● **Given task**
Scan the data for "обеспечения" and copy the lines it appears in.
BEGIN Given records
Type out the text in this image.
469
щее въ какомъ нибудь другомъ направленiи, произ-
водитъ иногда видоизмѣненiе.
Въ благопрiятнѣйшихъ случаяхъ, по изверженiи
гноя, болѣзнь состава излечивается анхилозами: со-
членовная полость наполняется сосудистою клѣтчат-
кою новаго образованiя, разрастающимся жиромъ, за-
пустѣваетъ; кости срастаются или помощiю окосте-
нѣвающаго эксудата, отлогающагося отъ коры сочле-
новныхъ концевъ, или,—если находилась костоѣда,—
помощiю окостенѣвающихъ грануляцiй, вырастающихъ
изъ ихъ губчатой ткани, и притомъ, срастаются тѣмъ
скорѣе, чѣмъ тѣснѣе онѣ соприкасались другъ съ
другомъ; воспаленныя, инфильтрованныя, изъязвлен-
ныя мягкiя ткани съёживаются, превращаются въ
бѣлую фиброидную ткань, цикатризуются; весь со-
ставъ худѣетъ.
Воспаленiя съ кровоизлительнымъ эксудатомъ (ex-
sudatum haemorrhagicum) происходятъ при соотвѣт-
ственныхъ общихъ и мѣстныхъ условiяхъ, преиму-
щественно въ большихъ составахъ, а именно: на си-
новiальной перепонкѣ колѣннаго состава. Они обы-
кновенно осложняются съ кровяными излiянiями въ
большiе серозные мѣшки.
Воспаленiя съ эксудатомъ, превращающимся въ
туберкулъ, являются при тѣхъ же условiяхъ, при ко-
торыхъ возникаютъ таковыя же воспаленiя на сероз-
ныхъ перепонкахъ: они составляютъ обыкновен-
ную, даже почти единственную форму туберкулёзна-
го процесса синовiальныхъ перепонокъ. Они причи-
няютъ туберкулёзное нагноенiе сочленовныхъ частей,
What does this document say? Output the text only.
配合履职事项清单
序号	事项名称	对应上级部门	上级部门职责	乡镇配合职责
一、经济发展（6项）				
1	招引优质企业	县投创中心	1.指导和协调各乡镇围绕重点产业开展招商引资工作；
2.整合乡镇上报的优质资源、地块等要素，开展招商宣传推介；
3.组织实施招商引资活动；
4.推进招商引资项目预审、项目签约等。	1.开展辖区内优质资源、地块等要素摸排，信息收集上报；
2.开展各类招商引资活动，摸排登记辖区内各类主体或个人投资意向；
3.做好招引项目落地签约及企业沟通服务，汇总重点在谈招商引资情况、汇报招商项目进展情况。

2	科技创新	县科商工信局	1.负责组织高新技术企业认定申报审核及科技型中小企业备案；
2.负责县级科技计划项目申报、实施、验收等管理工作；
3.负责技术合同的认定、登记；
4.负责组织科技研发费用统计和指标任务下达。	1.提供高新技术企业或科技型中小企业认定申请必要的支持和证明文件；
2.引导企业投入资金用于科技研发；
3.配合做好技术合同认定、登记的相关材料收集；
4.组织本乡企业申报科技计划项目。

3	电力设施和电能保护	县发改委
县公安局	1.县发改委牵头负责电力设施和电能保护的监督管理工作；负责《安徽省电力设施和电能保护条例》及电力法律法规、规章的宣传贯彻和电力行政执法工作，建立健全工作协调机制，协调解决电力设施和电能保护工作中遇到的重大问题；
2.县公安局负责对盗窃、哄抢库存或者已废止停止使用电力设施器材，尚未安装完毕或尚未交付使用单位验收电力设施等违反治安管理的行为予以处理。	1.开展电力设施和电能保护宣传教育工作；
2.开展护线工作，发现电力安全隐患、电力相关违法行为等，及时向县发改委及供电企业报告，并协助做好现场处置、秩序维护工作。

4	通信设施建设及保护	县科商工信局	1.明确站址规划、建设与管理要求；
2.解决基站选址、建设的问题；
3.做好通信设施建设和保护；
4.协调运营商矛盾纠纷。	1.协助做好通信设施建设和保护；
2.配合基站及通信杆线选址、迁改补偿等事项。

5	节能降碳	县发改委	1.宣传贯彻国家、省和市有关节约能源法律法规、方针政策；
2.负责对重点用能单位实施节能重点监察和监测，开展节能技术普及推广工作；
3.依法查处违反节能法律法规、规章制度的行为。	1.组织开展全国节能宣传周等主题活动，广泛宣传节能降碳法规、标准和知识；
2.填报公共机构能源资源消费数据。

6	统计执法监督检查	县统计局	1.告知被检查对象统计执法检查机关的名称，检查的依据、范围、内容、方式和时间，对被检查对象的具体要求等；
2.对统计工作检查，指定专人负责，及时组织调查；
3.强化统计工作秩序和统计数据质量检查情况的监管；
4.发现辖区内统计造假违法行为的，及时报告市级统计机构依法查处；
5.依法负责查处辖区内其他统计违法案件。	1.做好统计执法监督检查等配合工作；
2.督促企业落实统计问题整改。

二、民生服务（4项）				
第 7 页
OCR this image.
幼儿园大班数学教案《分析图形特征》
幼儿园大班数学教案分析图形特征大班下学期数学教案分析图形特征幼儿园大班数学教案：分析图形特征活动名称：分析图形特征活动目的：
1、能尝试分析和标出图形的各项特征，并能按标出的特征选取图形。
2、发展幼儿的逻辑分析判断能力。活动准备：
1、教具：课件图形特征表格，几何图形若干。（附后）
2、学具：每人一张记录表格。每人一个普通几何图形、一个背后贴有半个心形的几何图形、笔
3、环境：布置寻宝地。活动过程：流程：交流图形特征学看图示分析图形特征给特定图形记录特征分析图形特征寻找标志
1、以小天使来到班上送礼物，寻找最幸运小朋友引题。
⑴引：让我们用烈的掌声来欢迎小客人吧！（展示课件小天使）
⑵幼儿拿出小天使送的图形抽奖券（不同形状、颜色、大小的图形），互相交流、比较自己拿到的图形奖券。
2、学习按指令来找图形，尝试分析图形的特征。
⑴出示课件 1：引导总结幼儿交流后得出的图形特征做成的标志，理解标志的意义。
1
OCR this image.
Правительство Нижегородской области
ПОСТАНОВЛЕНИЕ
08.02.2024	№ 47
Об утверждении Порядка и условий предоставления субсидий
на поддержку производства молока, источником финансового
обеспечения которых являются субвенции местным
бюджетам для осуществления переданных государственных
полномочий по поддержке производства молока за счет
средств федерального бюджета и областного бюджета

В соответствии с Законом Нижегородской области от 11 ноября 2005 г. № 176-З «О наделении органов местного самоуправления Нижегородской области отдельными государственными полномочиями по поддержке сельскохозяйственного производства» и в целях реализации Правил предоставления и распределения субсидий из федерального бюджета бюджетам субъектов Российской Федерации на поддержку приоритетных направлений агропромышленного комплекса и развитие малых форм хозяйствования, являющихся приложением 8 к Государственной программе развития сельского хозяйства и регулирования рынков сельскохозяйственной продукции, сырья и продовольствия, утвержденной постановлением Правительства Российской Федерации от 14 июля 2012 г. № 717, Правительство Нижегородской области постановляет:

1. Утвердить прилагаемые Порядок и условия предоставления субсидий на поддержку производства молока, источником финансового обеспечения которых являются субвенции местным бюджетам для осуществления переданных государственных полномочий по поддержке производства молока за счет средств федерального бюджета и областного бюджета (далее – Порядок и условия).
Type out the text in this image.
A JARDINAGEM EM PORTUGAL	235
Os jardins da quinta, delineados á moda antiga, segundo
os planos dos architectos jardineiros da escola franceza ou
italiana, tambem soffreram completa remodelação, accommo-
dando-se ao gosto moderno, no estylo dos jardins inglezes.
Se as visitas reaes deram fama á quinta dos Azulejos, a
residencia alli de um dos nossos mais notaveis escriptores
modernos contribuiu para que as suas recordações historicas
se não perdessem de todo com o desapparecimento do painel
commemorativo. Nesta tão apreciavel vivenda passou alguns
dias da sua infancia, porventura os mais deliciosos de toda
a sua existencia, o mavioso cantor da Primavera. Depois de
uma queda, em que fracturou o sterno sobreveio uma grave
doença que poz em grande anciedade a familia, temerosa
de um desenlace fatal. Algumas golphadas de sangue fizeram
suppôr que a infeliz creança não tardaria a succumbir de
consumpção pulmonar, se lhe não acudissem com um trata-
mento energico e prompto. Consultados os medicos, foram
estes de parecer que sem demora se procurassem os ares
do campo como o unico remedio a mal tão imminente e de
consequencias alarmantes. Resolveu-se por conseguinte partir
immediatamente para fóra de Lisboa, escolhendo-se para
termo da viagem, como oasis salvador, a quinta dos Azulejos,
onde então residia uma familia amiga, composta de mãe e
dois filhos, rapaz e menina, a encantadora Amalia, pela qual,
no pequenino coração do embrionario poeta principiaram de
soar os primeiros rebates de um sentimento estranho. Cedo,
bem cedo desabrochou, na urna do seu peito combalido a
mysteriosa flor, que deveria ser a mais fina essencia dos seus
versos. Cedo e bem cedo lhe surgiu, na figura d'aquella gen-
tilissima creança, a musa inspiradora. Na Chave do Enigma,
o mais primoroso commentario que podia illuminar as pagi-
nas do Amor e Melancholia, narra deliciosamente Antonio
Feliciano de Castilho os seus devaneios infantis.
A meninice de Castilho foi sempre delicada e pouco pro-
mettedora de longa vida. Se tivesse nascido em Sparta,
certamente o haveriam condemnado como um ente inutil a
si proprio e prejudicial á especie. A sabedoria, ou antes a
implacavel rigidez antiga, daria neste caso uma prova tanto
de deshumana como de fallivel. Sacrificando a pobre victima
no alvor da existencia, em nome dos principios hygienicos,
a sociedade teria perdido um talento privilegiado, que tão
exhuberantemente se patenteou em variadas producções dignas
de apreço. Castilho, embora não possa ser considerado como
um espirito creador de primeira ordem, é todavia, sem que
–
END Given records
● **Exercise solution**
обеспечения которых являются субвенции местным
1. Утвердить прилагаемые Порядок и условия предоставления субсидий на поддержку производства молока, источником финансового обеспечения которых являются субвенции местным бюджетам для осуществления переданных государственных полномочий по поддержке производства молока за счет средств федерального бюджета и областного бюджета (далее – Порядок и условия).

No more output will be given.